** START STORED RECORDS **

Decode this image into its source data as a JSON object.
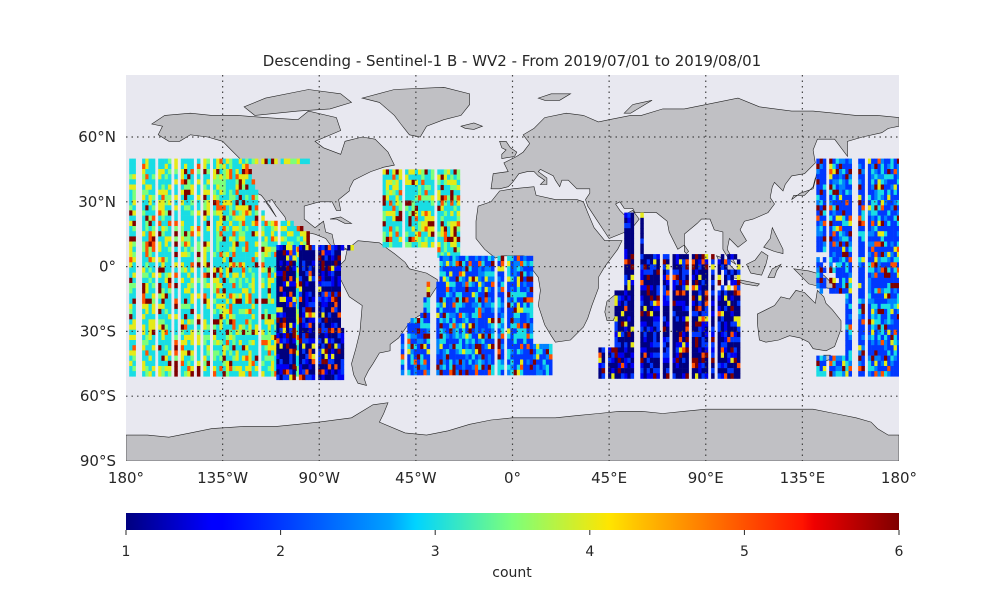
{
  "title": "Descending - Sentinel-1 B - WV2 - From 2019/07/01 to 2019/08/01",
  "map": {
    "projection": "plate-carree",
    "lon_range": [
      -180,
      180
    ],
    "lat_range": [
      -90,
      90
    ],
    "ocean_color": "#e8e8f0",
    "land_color": "#c0c0c4",
    "coastline_color": "#222222",
    "gridlines": "dotted",
    "lat_ticks": [
      {
        "value": 60,
        "label": "60°N"
      },
      {
        "value": 30,
        "label": "30°N"
      },
      {
        "value": 0,
        "label": "0°"
      },
      {
        "value": -30,
        "label": "30°S"
      },
      {
        "value": -60,
        "label": "60°S"
      },
      {
        "value": -90,
        "label": "90°S"
      }
    ],
    "lon_ticks": [
      {
        "value": -180,
        "label": "180°"
      },
      {
        "value": -135,
        "label": "135°W"
      },
      {
        "value": -90,
        "label": "90°W"
      },
      {
        "value": -45,
        "label": "45°W"
      },
      {
        "value": 0,
        "label": "0°"
      },
      {
        "value": 45,
        "label": "45°E"
      },
      {
        "value": 90,
        "label": "90°E"
      },
      {
        "value": 135,
        "label": "135°E"
      },
      {
        "value": 180,
        "label": "180°"
      }
    ]
  },
  "chart_data": {
    "type": "heatmap",
    "title": "Descending - Sentinel-1 B - WV2 - From 2019/07/01 to 2019/08/01",
    "colormap": "jet",
    "value_range": [
      1,
      6
    ],
    "lat_extent": [
      -50,
      50
    ],
    "cell_size_deg": 1.5,
    "ocean_swaths": [
      {
        "basin": "East Pacific",
        "lon_range": [
          -180,
          -95
        ],
        "lat_range": [
          -50,
          50
        ],
        "dominant_count": 3
      },
      {
        "basin": "Southeast Pacific",
        "lon_range": [
          -110,
          -75
        ],
        "lat_range": [
          -50,
          10
        ],
        "dominant_count": 1
      },
      {
        "basin": "North Atlantic",
        "lon_range": [
          -62,
          -23
        ],
        "lat_range": [
          5,
          45
        ],
        "dominant_count": 3
      },
      {
        "basin": "South Atlantic",
        "lon_range": [
          -52,
          18
        ],
        "lat_range": [
          -50,
          5
        ],
        "dominant_count": 2
      },
      {
        "basin": "Indian Ocean",
        "lon_range": [
          40,
          105
        ],
        "lat_range": [
          -50,
          25
        ],
        "dominant_count": 1
      },
      {
        "basin": "West Pacific",
        "lon_range": [
          140,
          180
        ],
        "lat_range": [
          -50,
          50
        ],
        "dominant_count": 2
      }
    ],
    "colorbar": {
      "ticks": [
        1,
        2,
        3,
        4,
        5,
        6
      ],
      "label": "count",
      "orientation": "horizontal"
    }
  }
}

** END STORED RECORDS **

» **THE PROBLEM**
Print all of the entries word for word. Skip any images they contain.

» **RIGHT ANSWER**
Decode this image into its source data as a JSON object.
{
  "title": "Descending - Sentinel-1 B - WV2 - From 2019/07/01 to 2019/08/01",
  "map": {
    "projection": "plate-carree",
    "lon_range": [
      -180,
      180
    ],
    "lat_range": [
      -90,
      90
    ],
    "ocean_color": "#e8e8f0",
    "land_color": "#c0c0c4",
    "coastline_color": "#222222",
    "gridlines": "dotted",
    "lat_ticks": [
      {
        "value": 60,
        "label": "60°N"
      },
      {
        "value": 30,
        "label": "30°N"
      },
      {
        "value": 0,
        "label": "0°"
      },
      {
        "value": -30,
        "label": "30°S"
      },
      {
        "value": -60,
        "label": "60°S"
      },
      {
        "value": -90,
        "label": "90°S"
      }
    ],
    "lon_ticks": [
      {
        "value": -180,
        "label": "180°"
      },
      {
        "value": -135,
        "label": "135°W"
      },
      {
        "value": -90,
        "label": "90°W"
      },
      {
        "value": -45,
        "label": "45°W"
      },
      {
        "value": 0,
        "label": "0°"
      },
      {
        "value": 45,
        "label": "45°E"
      },
      {
        "value": 90,
        "label": "90°E"
      },
      {
        "value": 135,
        "label": "135°E"
      },
      {
        "value": 180,
        "label": "180°"
      }
    ]
  },
  "chart_data": {
    "type": "heatmap",
    "title": "Descending - Sentinel-1 B - WV2 - From 2019/07/01 to 2019/08/01",
    "colormap": "jet",
    "value_range": [
      1,
      6
    ],
    "lat_extent": [
      -50,
      50
    ],
    "cell_size_deg": 1.5,
    "ocean_swaths": [
      {
        "basin": "East Pacific",
        "lon_range": [
          -180,
          -95
        ],
        "lat_range": [
          -50,
          50
        ],
        "dominant_count": 3
      },
      {
        "basin": "Southeast Pacific",
        "lon_range": [
          -110,
          -75
        ],
        "lat_range": [
          -50,
          10
        ],
        "dominant_count": 1
      },
      {
        "basin": "North Atlantic",
        "lon_range": [
          -62,
          -23
        ],
        "lat_range": [
          5,
          45
        ],
        "dominant_count": 3
      },
      {
        "basin": "South Atlantic",
        "lon_range": [
          -52,
          18
        ],
        "lat_range": [
          -50,
          5
        ],
        "dominant_count": 2
      },
      {
        "basin": "Indian Ocean",
        "lon_range": [
          40,
          105
        ],
        "lat_range": [
          -50,
          25
        ],
        "dominant_count": 1
      },
      {
        "basin": "West Pacific",
        "lon_range": [
          140,
          180
        ],
        "lat_range": [
          -50,
          50
        ],
        "dominant_count": 2
      }
    ],
    "colorbar": {
      "ticks": [
        1,
        2,
        3,
        4,
        5,
        6
      ],
      "label": "count",
      "orientation": "horizontal"
    }
  }
}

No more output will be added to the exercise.